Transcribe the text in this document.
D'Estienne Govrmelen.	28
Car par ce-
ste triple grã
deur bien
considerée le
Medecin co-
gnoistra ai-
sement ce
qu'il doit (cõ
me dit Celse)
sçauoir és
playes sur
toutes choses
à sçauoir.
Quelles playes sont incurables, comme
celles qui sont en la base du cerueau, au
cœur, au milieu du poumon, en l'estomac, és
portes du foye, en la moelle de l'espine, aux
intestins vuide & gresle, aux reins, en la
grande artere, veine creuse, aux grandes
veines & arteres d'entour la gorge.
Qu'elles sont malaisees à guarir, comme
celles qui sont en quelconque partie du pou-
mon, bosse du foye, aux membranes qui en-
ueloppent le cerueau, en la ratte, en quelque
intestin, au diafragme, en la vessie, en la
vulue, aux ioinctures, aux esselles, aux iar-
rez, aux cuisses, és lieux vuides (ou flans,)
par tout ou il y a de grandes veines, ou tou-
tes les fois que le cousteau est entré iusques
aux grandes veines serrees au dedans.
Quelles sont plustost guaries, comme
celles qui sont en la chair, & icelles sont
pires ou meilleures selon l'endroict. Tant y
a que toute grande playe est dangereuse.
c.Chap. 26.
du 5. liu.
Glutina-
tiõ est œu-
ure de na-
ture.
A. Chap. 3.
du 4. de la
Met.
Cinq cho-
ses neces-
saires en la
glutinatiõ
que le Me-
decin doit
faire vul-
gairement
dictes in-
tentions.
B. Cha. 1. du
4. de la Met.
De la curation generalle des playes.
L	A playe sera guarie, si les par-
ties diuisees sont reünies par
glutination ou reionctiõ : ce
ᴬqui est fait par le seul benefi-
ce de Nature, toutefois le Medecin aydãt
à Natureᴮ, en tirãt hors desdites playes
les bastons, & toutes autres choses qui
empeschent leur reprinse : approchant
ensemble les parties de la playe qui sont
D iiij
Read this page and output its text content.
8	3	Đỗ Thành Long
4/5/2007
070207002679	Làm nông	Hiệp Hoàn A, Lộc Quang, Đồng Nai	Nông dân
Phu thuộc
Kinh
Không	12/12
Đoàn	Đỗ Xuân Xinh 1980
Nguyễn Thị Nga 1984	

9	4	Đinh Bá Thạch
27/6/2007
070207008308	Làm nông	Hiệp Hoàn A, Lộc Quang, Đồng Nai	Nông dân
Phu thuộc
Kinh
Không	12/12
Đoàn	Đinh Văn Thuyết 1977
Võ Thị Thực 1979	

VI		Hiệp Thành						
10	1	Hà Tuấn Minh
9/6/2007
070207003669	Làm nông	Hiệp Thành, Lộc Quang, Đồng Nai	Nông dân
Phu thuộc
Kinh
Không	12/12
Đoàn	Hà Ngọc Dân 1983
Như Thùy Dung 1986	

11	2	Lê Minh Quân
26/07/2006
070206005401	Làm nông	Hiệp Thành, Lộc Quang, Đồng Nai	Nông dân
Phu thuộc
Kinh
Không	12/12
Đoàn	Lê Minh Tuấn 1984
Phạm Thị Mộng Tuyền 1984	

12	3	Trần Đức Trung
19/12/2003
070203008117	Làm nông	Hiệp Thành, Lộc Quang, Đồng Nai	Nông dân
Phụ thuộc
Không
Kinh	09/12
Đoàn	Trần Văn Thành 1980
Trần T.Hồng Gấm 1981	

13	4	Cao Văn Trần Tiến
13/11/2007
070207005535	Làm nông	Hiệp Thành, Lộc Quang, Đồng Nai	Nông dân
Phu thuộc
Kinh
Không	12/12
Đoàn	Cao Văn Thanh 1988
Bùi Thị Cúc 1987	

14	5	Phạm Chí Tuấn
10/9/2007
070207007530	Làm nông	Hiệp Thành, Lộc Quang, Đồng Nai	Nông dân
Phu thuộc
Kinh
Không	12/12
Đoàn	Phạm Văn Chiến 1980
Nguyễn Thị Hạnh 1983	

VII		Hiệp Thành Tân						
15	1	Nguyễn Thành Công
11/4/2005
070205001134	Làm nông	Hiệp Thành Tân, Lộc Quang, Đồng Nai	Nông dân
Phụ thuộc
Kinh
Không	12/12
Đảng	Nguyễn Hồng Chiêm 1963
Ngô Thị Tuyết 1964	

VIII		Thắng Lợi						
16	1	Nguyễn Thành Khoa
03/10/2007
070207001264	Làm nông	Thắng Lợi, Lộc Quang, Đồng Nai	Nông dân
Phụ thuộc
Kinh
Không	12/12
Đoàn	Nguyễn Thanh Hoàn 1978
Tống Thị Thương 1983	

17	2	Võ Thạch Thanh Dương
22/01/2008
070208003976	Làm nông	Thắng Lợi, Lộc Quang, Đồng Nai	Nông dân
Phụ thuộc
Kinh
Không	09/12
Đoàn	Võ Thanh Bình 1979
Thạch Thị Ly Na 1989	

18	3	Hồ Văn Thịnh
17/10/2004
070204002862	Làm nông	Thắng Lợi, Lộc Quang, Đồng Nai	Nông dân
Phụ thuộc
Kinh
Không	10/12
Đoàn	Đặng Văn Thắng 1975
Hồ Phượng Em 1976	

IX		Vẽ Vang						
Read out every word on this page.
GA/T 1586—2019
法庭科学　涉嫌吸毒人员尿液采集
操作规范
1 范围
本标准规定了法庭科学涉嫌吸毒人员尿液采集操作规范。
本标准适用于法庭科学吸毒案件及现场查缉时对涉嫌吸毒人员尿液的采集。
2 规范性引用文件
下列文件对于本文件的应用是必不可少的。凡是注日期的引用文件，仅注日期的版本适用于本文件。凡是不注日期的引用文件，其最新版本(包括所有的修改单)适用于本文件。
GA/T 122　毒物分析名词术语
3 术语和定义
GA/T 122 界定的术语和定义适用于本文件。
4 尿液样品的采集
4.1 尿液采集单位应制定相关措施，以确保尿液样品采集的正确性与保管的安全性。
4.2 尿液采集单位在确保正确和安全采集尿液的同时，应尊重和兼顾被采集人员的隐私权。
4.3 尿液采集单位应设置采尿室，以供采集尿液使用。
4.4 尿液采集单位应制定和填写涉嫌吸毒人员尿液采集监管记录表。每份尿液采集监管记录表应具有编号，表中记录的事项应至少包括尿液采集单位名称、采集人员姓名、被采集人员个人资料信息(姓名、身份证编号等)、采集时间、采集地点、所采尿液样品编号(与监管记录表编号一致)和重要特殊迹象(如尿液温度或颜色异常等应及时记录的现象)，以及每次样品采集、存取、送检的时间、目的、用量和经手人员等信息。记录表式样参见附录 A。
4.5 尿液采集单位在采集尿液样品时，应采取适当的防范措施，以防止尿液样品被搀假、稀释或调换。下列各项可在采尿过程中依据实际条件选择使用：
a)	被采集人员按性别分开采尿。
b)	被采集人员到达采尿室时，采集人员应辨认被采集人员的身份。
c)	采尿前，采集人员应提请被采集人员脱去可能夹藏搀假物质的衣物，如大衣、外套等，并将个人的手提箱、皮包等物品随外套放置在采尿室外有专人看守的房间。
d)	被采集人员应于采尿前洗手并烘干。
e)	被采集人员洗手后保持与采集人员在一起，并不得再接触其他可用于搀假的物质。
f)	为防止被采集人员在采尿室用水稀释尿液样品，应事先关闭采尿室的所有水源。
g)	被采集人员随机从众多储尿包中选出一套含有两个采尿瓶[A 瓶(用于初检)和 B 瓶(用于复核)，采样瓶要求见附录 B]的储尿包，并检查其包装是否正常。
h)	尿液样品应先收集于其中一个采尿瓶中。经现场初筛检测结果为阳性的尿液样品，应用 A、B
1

▶ _GOAL_
Search the data for the string "comme". List each line that has it.

▶ _RESPONSE BELOW_
Quelles playes sont incurables, comme
Qu'elles sont malaisees à guarir, comme
Quelles sont plustost guaries, comme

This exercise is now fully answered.